*What the exercise asks*.
Output all the material that follows, exactly as given.

(Records from a collection of figures)
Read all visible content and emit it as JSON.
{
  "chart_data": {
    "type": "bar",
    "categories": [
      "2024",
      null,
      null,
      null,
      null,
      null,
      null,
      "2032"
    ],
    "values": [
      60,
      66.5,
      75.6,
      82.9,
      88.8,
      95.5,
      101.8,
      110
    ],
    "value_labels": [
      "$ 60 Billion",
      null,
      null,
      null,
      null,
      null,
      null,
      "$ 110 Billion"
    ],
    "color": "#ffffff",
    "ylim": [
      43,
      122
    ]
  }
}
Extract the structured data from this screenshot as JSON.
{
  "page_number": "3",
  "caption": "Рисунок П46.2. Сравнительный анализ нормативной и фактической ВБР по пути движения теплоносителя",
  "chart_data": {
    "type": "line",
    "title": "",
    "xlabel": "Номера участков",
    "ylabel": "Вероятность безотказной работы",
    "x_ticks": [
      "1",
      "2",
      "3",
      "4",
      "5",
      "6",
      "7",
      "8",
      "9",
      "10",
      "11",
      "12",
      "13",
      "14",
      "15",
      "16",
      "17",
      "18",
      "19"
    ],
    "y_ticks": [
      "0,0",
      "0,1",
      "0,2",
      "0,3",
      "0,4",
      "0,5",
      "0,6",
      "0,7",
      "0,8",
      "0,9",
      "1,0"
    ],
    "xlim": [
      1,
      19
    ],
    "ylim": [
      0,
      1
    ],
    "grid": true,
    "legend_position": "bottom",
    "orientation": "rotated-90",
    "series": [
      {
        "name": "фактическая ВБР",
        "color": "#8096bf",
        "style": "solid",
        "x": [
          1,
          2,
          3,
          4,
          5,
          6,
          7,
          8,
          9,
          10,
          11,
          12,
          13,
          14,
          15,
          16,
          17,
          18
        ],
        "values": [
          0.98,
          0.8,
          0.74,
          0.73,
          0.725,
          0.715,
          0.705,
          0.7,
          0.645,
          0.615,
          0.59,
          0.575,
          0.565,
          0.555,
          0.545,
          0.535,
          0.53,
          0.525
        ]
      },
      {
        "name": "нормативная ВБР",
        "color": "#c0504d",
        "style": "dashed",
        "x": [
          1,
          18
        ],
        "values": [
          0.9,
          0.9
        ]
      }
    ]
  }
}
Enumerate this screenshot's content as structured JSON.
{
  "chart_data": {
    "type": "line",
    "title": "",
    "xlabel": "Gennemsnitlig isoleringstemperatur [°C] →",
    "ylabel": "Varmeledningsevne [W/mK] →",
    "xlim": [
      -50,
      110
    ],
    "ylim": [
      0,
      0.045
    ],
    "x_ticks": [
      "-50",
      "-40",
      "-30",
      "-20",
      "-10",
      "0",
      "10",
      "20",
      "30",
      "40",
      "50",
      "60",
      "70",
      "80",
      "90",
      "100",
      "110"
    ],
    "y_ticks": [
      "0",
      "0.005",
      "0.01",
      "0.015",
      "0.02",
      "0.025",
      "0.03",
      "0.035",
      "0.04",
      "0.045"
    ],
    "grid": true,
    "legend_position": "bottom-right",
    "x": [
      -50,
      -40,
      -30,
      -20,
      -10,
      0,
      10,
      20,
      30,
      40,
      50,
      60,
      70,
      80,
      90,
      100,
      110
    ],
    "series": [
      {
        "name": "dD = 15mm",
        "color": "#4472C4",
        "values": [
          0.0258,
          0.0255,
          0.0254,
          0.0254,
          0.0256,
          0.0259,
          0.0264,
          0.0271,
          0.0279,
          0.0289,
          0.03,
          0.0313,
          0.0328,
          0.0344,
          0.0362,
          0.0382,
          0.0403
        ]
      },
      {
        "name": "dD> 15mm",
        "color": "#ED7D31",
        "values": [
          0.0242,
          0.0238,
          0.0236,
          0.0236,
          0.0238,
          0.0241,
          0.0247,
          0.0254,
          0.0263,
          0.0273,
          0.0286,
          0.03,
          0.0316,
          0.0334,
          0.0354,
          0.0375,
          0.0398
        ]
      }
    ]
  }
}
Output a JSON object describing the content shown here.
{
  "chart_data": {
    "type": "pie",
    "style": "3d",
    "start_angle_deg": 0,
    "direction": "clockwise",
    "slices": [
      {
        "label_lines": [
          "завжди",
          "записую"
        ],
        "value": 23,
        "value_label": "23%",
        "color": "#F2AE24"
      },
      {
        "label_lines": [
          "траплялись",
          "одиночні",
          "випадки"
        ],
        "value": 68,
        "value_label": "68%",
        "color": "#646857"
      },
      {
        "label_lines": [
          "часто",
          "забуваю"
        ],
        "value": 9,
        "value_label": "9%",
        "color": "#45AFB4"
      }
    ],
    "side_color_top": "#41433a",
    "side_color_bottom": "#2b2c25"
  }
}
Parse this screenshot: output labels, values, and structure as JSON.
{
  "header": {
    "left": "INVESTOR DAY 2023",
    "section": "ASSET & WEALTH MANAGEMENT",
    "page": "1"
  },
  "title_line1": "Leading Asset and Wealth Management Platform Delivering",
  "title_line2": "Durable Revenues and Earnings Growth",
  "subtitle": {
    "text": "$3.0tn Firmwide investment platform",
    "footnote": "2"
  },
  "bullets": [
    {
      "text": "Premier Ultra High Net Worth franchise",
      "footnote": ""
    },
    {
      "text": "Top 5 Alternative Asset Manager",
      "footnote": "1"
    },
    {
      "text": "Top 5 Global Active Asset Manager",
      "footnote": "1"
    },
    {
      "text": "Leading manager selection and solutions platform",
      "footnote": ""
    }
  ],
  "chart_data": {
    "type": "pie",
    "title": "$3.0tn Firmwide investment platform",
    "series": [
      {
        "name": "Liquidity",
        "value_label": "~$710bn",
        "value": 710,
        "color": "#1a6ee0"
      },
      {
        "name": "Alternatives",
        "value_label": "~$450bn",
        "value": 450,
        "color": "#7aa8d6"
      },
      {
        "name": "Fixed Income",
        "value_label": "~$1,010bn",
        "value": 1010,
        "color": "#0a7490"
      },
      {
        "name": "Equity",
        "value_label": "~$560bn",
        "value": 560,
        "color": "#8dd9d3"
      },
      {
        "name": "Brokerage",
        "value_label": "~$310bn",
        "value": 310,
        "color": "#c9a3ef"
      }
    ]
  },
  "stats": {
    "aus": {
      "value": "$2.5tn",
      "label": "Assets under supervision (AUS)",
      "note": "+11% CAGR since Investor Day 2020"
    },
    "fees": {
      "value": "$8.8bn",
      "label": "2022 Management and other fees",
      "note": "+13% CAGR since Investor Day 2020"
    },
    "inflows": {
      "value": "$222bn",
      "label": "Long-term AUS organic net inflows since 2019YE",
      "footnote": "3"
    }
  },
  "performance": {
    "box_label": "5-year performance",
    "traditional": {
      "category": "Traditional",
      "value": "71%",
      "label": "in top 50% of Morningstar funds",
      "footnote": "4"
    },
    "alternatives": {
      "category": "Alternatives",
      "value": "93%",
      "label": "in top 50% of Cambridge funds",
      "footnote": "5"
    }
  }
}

*Answer to the exercise*.
Read all visible content and emit it as JSON.
{
  "chart_data": {
    "type": "bar",
    "categories": [
      "2024",
      null,
      null,
      null,
      null,
      null,
      null,
      "2032"
    ],
    "values": [
      60,
      66.5,
      75.6,
      82.9,
      88.8,
      95.5,
      101.8,
      110
    ],
    "value_labels": [
      "$ 60 Billion",
      null,
      null,
      null,
      null,
      null,
      null,
      "$ 110 Billion"
    ],
    "color": "#ffffff",
    "ylim": [
      43,
      122
    ]
  }
}
Extract the structured data from this screenshot as JSON.
{
  "page_number": "3",
  "caption": "Рисунок П46.2. Сравнительный анализ нормативной и фактической ВБР по пути движения теплоносителя",
  "chart_data": {
    "type": "line",
    "title": "",
    "xlabel": "Номера участков",
    "ylabel": "Вероятность безотказной работы",
    "x_ticks": [
      "1",
      "2",
      "3",
      "4",
      "5",
      "6",
      "7",
      "8",
      "9",
      "10",
      "11",
      "12",
      "13",
      "14",
      "15",
      "16",
      "17",
      "18",
      "19"
    ],
    "y_ticks": [
      "0,0",
      "0,1",
      "0,2",
      "0,3",
      "0,4",
      "0,5",
      "0,6",
      "0,7",
      "0,8",
      "0,9",
      "1,0"
    ],
    "xlim": [
      1,
      19
    ],
    "ylim": [
      0,
      1
    ],
    "grid": true,
    "legend_position": "bottom",
    "orientation": "rotated-90",
    "series": [
      {
        "name": "фактическая ВБР",
        "color": "#8096bf",
        "style": "solid",
        "x": [
          1,
          2,
          3,
          4,
          5,
          6,
          7,
          8,
          9,
          10,
          11,
          12,
          13,
          14,
          15,
          16,
          17,
          18
        ],
        "values": [
          0.98,
          0.8,
          0.74,
          0.73,
          0.725,
          0.715,
          0.705,
          0.7,
          0.645,
          0.615,
          0.59,
          0.575,
          0.565,
          0.555,
          0.545,
          0.535,
          0.53,
          0.525
        ]
      },
      {
        "name": "нормативная ВБР",
        "color": "#c0504d",
        "style": "dashed",
        "x": [
          1,
          18
        ],
        "values": [
          0.9,
          0.9
        ]
      }
    ]
  }
}
Enumerate this screenshot's content as structured JSON.
{
  "chart_data": {
    "type": "line",
    "title": "",
    "xlabel": "Gennemsnitlig isoleringstemperatur [°C] →",
    "ylabel": "Varmeledningsevne [W/mK] →",
    "xlim": [
      -50,
      110
    ],
    "ylim": [
      0,
      0.045
    ],
    "x_ticks": [
      "-50",
      "-40",
      "-30",
      "-20",
      "-10",
      "0",
      "10",
      "20",
      "30",
      "40",
      "50",
      "60",
      "70",
      "80",
      "90",
      "100",
      "110"
    ],
    "y_ticks": [
      "0",
      "0.005",
      "0.01",
      "0.015",
      "0.02",
      "0.025",
      "0.03",
      "0.035",
      "0.04",
      "0.045"
    ],
    "grid": true,
    "legend_position": "bottom-right",
    "x": [
      -50,
      -40,
      -30,
      -20,
      -10,
      0,
      10,
      20,
      30,
      40,
      50,
      60,
      70,
      80,
      90,
      100,
      110
    ],
    "series": [
      {
        "name": "dD = 15mm",
        "color": "#4472C4",
        "values": [
          0.0258,
          0.0255,
          0.0254,
          0.0254,
          0.0256,
          0.0259,
          0.0264,
          0.0271,
          0.0279,
          0.0289,
          0.03,
          0.0313,
          0.0328,
          0.0344,
          0.0362,
          0.0382,
          0.0403
        ]
      },
      {
        "name": "dD> 15mm",
        "color": "#ED7D31",
        "values": [
          0.0242,
          0.0238,
          0.0236,
          0.0236,
          0.0238,
          0.0241,
          0.0247,
          0.0254,
          0.0263,
          0.0273,
          0.0286,
          0.03,
          0.0316,
          0.0334,
          0.0354,
          0.0375,
          0.0398
        ]
      }
    ]
  }
}
Output a JSON object describing the content shown here.
{
  "chart_data": {
    "type": "pie",
    "style": "3d",
    "start_angle_deg": 0,
    "direction": "clockwise",
    "slices": [
      {
        "label_lines": [
          "завжди",
          "записую"
        ],
        "value": 23,
        "value_label": "23%",
        "color": "#F2AE24"
      },
      {
        "label_lines": [
          "траплялись",
          "одиночні",
          "випадки"
        ],
        "value": 68,
        "value_label": "68%",
        "color": "#646857"
      },
      {
        "label_lines": [
          "часто",
          "забуваю"
        ],
        "value": 9,
        "value_label": "9%",
        "color": "#45AFB4"
      }
    ],
    "side_color_top": "#41433a",
    "side_color_bottom": "#2b2c25"
  }
}
Parse this screenshot: output labels, values, and structure as JSON.
{
  "header": {
    "left": "INVESTOR DAY 2023",
    "section": "ASSET & WEALTH MANAGEMENT",
    "page": "1"
  },
  "title_line1": "Leading Asset and Wealth Management Platform Delivering",
  "title_line2": "Durable Revenues and Earnings Growth",
  "subtitle": {
    "text": "$3.0tn Firmwide investment platform",
    "footnote": "2"
  },
  "bullets": [
    {
      "text": "Premier Ultra High Net Worth franchise",
      "footnote": ""
    },
    {
      "text": "Top 5 Alternative Asset Manager",
      "footnote": "1"
    },
    {
      "text": "Top 5 Global Active Asset Manager",
      "footnote": "1"
    },
    {
      "text": "Leading manager selection and solutions platform",
      "footnote": ""
    }
  ],
  "chart_data": {
    "type": "pie",
    "title": "$3.0tn Firmwide investment platform",
    "series": [
      {
        "name": "Liquidity",
        "value_label": "~$710bn",
        "value": 710,
        "color": "#1a6ee0"
      },
      {
        "name": "Alternatives",
        "value_label": "~$450bn",
        "value": 450,
        "color": "#7aa8d6"
      },
      {
        "name": "Fixed Income",
        "value_label": "~$1,010bn",
        "value": 1010,
        "color": "#0a7490"
      },
      {
        "name": "Equity",
        "value_label": "~$560bn",
        "value": 560,
        "color": "#8dd9d3"
      },
      {
        "name": "Brokerage",
        "value_label": "~$310bn",
        "value": 310,
        "color": "#c9a3ef"
      }
    ]
  },
  "stats": {
    "aus": {
      "value": "$2.5tn",
      "label": "Assets under supervision (AUS)",
      "note": "+11% CAGR since Investor Day 2020"
    },
    "fees": {
      "value": "$8.8bn",
      "label": "2022 Management and other fees",
      "note": "+13% CAGR since Investor Day 2020"
    },
    "inflows": {
      "value": "$222bn",
      "label": "Long-term AUS organic net inflows since 2019YE",
      "footnote": "3"
    }
  },
  "performance": {
    "box_label": "5-year performance",
    "traditional": {
      "category": "Traditional",
      "value": "71%",
      "label": "in top 50% of Morningstar funds",
      "footnote": "4"
    },
    "alternatives": {
      "category": "Alternatives",
      "value": "93%",
      "label": "in top 50% of Cambridge funds",
      "footnote": "5"
    }
  }
}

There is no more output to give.